What is needed
Output all entries verbatim.

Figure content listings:
▬▬▬▬▬▬▬▬▬▬

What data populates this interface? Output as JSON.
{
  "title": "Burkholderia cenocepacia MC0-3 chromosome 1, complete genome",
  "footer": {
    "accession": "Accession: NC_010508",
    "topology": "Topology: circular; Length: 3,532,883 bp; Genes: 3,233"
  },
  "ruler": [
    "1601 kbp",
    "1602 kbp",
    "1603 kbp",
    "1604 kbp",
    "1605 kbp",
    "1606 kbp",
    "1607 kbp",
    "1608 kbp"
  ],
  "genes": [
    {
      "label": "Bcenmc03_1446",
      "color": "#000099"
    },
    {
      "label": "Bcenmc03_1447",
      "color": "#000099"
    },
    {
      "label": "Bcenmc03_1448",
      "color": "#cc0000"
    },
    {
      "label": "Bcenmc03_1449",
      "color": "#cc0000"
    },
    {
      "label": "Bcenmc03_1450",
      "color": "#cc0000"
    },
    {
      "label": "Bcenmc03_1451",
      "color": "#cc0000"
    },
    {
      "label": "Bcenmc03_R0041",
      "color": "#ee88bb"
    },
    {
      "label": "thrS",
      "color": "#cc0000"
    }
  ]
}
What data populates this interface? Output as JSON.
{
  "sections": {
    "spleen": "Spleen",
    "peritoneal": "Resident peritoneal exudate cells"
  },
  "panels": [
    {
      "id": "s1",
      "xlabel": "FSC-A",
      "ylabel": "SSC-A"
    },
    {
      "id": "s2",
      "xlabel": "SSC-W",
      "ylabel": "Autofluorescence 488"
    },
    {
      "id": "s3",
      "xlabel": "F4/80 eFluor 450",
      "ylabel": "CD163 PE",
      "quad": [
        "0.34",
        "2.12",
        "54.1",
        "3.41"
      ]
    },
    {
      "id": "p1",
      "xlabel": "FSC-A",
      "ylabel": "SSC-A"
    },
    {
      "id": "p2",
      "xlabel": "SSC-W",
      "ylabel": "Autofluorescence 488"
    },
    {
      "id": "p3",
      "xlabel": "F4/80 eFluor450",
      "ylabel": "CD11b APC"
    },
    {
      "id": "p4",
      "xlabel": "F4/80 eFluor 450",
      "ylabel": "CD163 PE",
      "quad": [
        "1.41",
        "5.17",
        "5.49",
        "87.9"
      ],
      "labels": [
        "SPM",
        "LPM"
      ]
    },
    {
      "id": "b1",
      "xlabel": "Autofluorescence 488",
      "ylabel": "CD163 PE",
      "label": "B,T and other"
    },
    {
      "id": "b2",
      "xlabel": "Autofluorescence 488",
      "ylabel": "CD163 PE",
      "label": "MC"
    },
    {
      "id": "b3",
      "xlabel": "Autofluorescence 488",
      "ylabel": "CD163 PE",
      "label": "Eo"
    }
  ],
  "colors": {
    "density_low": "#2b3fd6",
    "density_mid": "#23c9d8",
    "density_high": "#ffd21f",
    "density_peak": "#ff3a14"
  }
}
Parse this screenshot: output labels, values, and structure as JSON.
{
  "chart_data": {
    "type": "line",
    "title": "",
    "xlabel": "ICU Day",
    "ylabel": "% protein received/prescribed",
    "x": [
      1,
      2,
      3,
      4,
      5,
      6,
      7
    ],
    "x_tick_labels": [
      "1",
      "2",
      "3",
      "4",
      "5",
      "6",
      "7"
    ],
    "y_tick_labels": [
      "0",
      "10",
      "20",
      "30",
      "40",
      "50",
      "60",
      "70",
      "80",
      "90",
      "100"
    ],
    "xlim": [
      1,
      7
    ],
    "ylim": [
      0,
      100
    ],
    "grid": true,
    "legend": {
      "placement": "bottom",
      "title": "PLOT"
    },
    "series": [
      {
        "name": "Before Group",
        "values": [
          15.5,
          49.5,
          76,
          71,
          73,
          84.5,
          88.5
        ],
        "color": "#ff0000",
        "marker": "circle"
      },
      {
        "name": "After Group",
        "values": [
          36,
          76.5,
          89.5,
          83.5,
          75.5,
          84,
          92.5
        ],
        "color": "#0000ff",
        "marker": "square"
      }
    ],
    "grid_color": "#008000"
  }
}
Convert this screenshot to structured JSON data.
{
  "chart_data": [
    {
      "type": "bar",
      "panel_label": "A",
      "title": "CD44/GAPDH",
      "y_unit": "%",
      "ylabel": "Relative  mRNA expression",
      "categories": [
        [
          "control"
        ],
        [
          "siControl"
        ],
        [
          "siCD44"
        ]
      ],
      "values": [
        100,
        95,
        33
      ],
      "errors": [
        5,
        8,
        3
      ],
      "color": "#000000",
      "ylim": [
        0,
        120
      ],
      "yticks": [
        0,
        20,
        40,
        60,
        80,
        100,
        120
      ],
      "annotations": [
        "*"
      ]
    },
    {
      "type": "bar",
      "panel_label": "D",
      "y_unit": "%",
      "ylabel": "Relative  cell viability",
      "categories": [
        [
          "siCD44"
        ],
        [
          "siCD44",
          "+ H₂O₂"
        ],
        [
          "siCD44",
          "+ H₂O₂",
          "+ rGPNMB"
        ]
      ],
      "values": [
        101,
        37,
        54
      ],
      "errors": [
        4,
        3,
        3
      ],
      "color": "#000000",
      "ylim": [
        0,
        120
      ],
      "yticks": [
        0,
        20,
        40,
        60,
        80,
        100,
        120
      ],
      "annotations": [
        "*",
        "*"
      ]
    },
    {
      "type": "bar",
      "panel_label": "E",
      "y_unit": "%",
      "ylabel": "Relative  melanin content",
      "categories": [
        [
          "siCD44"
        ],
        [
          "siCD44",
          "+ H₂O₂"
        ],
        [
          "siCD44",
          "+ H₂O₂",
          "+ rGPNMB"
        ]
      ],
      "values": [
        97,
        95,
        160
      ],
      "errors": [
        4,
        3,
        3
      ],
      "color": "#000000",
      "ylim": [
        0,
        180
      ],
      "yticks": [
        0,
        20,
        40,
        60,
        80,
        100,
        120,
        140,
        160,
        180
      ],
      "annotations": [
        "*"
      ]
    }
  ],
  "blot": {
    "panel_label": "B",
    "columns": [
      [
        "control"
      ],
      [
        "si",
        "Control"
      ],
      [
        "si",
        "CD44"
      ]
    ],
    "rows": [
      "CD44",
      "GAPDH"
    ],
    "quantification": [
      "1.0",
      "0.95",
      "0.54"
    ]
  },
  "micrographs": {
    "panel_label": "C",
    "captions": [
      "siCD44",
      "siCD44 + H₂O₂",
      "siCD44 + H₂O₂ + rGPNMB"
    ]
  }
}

▬▬▬▬▬▬▬▬▬▬

Solution for this problem
What data populates this interface? Output as JSON.
{
  "title": "Burkholderia cenocepacia MC0-3 chromosome 1, complete genome",
  "footer": {
    "accession": "Accession: NC_010508",
    "topology": "Topology: circular; Length: 3,532,883 bp; Genes: 3,233"
  },
  "ruler": [
    "1601 kbp",
    "1602 kbp",
    "1603 kbp",
    "1604 kbp",
    "1605 kbp",
    "1606 kbp",
    "1607 kbp",
    "1608 kbp"
  ],
  "genes": [
    {
      "label": "Bcenmc03_1446",
      "color": "#000099"
    },
    {
      "label": "Bcenmc03_1447",
      "color": "#000099"
    },
    {
      "label": "Bcenmc03_1448",
      "color": "#cc0000"
    },
    {
      "label": "Bcenmc03_1449",
      "color": "#cc0000"
    },
    {
      "label": "Bcenmc03_1450",
      "color": "#cc0000"
    },
    {
      "label": "Bcenmc03_1451",
      "color": "#cc0000"
    },
    {
      "label": "Bcenmc03_R0041",
      "color": "#ee88bb"
    },
    {
      "label": "thrS",
      "color": "#cc0000"
    }
  ]
}
What data populates this interface? Output as JSON.
{
  "sections": {
    "spleen": "Spleen",
    "peritoneal": "Resident peritoneal exudate cells"
  },
  "panels": [
    {
      "id": "s1",
      "xlabel": "FSC-A",
      "ylabel": "SSC-A"
    },
    {
      "id": "s2",
      "xlabel": "SSC-W",
      "ylabel": "Autofluorescence 488"
    },
    {
      "id": "s3",
      "xlabel": "F4/80 eFluor 450",
      "ylabel": "CD163 PE",
      "quad": [
        "0.34",
        "2.12",
        "54.1",
        "3.41"
      ]
    },
    {
      "id": "p1",
      "xlabel": "FSC-A",
      "ylabel": "SSC-A"
    },
    {
      "id": "p2",
      "xlabel": "SSC-W",
      "ylabel": "Autofluorescence 488"
    },
    {
      "id": "p3",
      "xlabel": "F4/80 eFluor450",
      "ylabel": "CD11b APC"
    },
    {
      "id": "p4",
      "xlabel": "F4/80 eFluor 450",
      "ylabel": "CD163 PE",
      "quad": [
        "1.41",
        "5.17",
        "5.49",
        "87.9"
      ],
      "labels": [
        "SPM",
        "LPM"
      ]
    },
    {
      "id": "b1",
      "xlabel": "Autofluorescence 488",
      "ylabel": "CD163 PE",
      "label": "B,T and other"
    },
    {
      "id": "b2",
      "xlabel": "Autofluorescence 488",
      "ylabel": "CD163 PE",
      "label": "MC"
    },
    {
      "id": "b3",
      "xlabel": "Autofluorescence 488",
      "ylabel": "CD163 PE",
      "label": "Eo"
    }
  ],
  "colors": {
    "density_low": "#2b3fd6",
    "density_mid": "#23c9d8",
    "density_high": "#ffd21f",
    "density_peak": "#ff3a14"
  }
}
Parse this screenshot: output labels, values, and structure as JSON.
{
  "chart_data": {
    "type": "line",
    "title": "",
    "xlabel": "ICU Day",
    "ylabel": "% protein received/prescribed",
    "x": [
      1,
      2,
      3,
      4,
      5,
      6,
      7
    ],
    "x_tick_labels": [
      "1",
      "2",
      "3",
      "4",
      "5",
      "6",
      "7"
    ],
    "y_tick_labels": [
      "0",
      "10",
      "20",
      "30",
      "40",
      "50",
      "60",
      "70",
      "80",
      "90",
      "100"
    ],
    "xlim": [
      1,
      7
    ],
    "ylim": [
      0,
      100
    ],
    "grid": true,
    "legend": {
      "placement": "bottom",
      "title": "PLOT"
    },
    "series": [
      {
        "name": "Before Group",
        "values": [
          15.5,
          49.5,
          76,
          71,
          73,
          84.5,
          88.5
        ],
        "color": "#ff0000",
        "marker": "circle"
      },
      {
        "name": "After Group",
        "values": [
          36,
          76.5,
          89.5,
          83.5,
          75.5,
          84,
          92.5
        ],
        "color": "#0000ff",
        "marker": "square"
      }
    ],
    "grid_color": "#008000"
  }
}
Convert this screenshot to structured JSON data.
{
  "chart_data": [
    {
      "type": "bar",
      "panel_label": "A",
      "title": "CD44/GAPDH",
      "y_unit": "%",
      "ylabel": "Relative  mRNA expression",
      "categories": [
        [
          "control"
        ],
        [
          "siControl"
        ],
        [
          "siCD44"
        ]
      ],
      "values": [
        100,
        95,
        33
      ],
      "errors": [
        5,
        8,
        3
      ],
      "color": "#000000",
      "ylim": [
        0,
        120
      ],
      "yticks": [
        0,
        20,
        40,
        60,
        80,
        100,
        120
      ],
      "annotations": [
        "*"
      ]
    },
    {
      "type": "bar",
      "panel_label": "D",
      "y_unit": "%",
      "ylabel": "Relative  cell viability",
      "categories": [
        [
          "siCD44"
        ],
        [
          "siCD44",
          "+ H₂O₂"
        ],
        [
          "siCD44",
          "+ H₂O₂",
          "+ rGPNMB"
        ]
      ],
      "values": [
        101,
        37,
        54
      ],
      "errors": [
        4,
        3,
        3
      ],
      "color": "#000000",
      "ylim": [
        0,
        120
      ],
      "yticks": [
        0,
        20,
        40,
        60,
        80,
        100,
        120
      ],
      "annotations": [
        "*",
        "*"
      ]
    },
    {
      "type": "bar",
      "panel_label": "E",
      "y_unit": "%",
      "ylabel": "Relative  melanin content",
      "categories": [
        [
          "siCD44"
        ],
        [
          "siCD44",
          "+ H₂O₂"
        ],
        [
          "siCD44",
          "+ H₂O₂",
          "+ rGPNMB"
        ]
      ],
      "values": [
        97,
        95,
        160
      ],
      "errors": [
        4,
        3,
        3
      ],
      "color": "#000000",
      "ylim": [
        0,
        180
      ],
      "yticks": [
        0,
        20,
        40,
        60,
        80,
        100,
        120,
        140,
        160,
        180
      ],
      "annotations": [
        "*"
      ]
    }
  ],
  "blot": {
    "panel_label": "B",
    "columns": [
      [
        "control"
      ],
      [
        "si",
        "Control"
      ],
      [
        "si",
        "CD44"
      ]
    ],
    "rows": [
      "CD44",
      "GAPDH"
    ],
    "quantification": [
      "1.0",
      "0.95",
      "0.54"
    ]
  },
  "micrographs": {
    "panel_label": "C",
    "captions": [
      "siCD44",
      "siCD44 + H₂O₂",
      "siCD44 + H₂O₂ + rGPNMB"
    ]
  }
}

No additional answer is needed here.